== Data extract ==

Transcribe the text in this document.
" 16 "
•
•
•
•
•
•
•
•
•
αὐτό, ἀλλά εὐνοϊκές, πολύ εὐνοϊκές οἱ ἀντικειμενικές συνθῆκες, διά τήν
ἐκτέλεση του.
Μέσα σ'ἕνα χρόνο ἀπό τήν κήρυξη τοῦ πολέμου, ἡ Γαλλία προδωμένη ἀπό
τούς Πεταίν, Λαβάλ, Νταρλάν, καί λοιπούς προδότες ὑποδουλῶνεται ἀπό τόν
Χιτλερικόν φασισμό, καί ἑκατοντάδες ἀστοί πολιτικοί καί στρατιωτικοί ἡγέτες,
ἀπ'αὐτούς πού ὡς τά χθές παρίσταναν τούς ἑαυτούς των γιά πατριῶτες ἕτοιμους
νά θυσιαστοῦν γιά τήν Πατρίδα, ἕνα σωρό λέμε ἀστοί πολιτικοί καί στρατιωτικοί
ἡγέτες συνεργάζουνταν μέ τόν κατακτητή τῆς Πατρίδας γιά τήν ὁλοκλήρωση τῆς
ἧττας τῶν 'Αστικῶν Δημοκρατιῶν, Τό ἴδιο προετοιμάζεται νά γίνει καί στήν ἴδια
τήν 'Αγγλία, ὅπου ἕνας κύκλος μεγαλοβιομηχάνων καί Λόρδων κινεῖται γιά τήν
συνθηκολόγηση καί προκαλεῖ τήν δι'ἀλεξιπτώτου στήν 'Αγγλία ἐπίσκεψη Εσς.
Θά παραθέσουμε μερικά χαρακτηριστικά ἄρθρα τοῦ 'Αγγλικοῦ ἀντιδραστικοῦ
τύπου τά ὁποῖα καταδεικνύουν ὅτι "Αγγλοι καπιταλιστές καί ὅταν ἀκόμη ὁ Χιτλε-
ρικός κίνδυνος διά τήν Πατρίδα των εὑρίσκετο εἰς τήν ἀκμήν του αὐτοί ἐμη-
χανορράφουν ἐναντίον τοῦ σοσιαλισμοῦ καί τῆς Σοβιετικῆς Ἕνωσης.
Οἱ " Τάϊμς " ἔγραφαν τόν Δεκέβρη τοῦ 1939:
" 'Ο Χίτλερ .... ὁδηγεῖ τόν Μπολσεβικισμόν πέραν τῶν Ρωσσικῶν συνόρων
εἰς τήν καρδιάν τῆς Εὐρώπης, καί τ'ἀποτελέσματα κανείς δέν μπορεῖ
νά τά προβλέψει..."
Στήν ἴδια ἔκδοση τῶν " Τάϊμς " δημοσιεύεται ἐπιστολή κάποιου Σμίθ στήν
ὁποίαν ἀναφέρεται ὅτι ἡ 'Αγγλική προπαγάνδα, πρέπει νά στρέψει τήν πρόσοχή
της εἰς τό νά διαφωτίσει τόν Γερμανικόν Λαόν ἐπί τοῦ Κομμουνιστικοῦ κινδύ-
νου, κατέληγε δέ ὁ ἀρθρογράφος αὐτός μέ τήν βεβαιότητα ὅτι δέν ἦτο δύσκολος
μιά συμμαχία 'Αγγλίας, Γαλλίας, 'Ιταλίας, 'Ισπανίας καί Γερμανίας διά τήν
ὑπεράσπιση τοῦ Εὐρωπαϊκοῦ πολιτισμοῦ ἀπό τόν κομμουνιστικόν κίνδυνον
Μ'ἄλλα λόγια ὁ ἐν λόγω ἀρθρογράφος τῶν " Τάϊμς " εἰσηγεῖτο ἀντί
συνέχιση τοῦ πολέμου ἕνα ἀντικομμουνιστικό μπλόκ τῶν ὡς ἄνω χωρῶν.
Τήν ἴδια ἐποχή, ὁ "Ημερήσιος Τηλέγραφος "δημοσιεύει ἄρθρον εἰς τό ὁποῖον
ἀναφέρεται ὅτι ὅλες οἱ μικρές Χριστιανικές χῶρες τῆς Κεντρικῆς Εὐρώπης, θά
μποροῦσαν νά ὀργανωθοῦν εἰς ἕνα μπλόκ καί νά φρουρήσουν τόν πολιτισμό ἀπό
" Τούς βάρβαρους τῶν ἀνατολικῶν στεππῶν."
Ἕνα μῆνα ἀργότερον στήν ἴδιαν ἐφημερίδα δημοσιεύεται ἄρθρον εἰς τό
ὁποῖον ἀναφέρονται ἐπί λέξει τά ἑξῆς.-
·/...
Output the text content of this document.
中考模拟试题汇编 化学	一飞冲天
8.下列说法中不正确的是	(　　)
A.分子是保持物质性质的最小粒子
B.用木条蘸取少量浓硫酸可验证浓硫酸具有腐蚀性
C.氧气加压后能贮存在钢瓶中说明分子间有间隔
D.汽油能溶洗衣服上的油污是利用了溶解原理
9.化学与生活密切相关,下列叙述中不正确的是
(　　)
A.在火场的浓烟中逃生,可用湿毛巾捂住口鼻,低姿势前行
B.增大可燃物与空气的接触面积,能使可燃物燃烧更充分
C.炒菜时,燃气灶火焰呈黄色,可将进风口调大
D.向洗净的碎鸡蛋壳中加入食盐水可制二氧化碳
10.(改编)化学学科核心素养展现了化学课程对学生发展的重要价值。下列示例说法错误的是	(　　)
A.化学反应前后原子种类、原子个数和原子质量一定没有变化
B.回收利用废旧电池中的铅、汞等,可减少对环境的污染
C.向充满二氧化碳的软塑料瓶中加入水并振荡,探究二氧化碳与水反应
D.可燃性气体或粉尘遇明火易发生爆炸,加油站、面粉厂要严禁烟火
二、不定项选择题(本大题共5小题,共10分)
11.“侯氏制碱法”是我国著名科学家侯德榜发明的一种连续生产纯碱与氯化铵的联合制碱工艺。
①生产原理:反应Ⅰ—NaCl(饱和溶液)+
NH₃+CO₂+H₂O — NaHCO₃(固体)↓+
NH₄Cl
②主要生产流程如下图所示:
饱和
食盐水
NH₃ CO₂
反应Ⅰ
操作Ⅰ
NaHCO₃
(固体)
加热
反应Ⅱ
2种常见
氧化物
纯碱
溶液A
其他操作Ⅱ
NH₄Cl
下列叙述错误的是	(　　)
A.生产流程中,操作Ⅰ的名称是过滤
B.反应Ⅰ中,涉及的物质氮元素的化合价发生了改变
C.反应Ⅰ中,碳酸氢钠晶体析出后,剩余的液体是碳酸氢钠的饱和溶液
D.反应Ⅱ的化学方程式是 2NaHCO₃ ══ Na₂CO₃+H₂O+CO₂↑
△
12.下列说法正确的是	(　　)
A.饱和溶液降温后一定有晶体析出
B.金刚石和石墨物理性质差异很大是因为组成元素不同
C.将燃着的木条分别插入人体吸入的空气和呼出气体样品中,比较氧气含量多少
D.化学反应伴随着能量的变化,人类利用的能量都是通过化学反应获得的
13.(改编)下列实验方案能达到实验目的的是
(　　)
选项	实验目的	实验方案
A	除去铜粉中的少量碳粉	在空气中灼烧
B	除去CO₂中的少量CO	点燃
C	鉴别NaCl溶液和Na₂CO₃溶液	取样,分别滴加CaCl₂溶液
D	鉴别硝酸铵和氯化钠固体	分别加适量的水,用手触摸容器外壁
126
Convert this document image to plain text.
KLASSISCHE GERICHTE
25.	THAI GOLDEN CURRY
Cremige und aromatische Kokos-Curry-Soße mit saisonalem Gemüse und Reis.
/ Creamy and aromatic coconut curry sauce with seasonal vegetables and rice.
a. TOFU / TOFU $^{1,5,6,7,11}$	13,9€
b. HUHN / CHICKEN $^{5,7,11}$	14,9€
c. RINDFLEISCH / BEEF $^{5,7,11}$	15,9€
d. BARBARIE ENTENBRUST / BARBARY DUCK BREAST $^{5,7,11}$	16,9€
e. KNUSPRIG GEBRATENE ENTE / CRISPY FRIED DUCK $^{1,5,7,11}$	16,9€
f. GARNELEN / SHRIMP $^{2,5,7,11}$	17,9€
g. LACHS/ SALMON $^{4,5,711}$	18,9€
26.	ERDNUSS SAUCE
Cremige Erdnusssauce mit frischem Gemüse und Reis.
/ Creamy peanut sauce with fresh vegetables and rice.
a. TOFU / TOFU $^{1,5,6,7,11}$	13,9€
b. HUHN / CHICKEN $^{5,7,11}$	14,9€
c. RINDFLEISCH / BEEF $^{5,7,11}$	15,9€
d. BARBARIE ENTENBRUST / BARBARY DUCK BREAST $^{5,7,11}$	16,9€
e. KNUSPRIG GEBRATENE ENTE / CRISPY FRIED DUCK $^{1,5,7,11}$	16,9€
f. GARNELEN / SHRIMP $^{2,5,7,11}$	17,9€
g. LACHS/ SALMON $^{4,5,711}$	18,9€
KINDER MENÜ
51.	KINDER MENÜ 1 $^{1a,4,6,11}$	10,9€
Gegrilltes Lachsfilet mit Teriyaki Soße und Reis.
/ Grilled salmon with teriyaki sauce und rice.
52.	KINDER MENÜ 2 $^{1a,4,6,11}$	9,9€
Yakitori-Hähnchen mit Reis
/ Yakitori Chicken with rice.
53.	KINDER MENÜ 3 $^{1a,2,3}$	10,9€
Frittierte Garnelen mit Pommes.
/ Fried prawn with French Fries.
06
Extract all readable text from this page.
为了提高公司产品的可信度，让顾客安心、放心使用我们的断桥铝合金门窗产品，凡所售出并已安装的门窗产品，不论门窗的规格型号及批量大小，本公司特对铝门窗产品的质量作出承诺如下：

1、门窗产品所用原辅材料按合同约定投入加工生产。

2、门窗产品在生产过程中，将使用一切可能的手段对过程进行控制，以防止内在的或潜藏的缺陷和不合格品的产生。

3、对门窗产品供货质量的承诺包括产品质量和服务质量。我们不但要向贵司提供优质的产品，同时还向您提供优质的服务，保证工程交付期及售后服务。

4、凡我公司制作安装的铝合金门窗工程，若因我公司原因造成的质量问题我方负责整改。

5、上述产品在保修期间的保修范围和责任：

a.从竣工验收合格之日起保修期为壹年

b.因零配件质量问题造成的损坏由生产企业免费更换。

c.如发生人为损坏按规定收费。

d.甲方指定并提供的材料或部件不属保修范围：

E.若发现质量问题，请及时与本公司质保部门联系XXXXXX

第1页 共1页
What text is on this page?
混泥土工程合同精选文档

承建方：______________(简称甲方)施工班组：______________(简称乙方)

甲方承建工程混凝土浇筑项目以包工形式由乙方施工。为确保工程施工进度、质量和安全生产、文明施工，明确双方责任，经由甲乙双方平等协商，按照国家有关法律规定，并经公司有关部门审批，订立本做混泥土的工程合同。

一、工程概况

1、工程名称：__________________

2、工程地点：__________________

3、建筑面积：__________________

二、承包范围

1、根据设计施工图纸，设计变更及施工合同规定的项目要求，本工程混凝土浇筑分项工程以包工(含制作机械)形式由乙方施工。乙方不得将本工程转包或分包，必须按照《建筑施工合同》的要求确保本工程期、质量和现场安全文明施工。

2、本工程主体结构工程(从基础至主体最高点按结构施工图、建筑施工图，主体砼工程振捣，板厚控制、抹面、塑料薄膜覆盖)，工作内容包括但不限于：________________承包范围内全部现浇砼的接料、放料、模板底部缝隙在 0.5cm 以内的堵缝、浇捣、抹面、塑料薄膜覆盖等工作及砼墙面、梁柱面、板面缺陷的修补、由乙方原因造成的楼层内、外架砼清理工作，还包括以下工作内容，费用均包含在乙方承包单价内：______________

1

===

**What to work on**:
From the entries above, select each line containing the string "στήν".

**Reply to the task**:
ἧττας τῶν 'Αστικῶν Δημοκρατιῶν, Τό ἴδιο προετοιμάζεται νά γίνει καί στήν ἴδια
συνθηκολόγηση καί προκαλεῖ τήν δι'ἀλεξιπτώτου στήν 'Αγγλία ἐπίσκεψη Εσς.
Στήν ἴδια ἔκδοση τῶν " Τάϊμς " δημοσιεύεται ἐπιστολή κάποιου Σμίθ στήν
Ἕνα μῆνα ἀργότερον στήν ἴδιαν ἐφημερίδα δημοσιεύεται ἄρθρον εἰς τό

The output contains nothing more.